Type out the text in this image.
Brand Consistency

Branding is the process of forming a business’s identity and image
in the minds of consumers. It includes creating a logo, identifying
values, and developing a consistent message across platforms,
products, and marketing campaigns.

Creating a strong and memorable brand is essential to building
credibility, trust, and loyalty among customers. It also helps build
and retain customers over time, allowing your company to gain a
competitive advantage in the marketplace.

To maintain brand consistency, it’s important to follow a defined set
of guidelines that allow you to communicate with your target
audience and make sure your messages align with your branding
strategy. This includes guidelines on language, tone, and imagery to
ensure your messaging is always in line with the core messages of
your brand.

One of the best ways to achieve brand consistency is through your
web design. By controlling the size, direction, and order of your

▶ [Requirement] Check every line of the data above for the string "includes", and copy those that have it.

▶ [Result of this exercise]
in the minds of consumers. It includes creating a logo, identifying
strategy. This includes guidelines on language, tone, and imagery to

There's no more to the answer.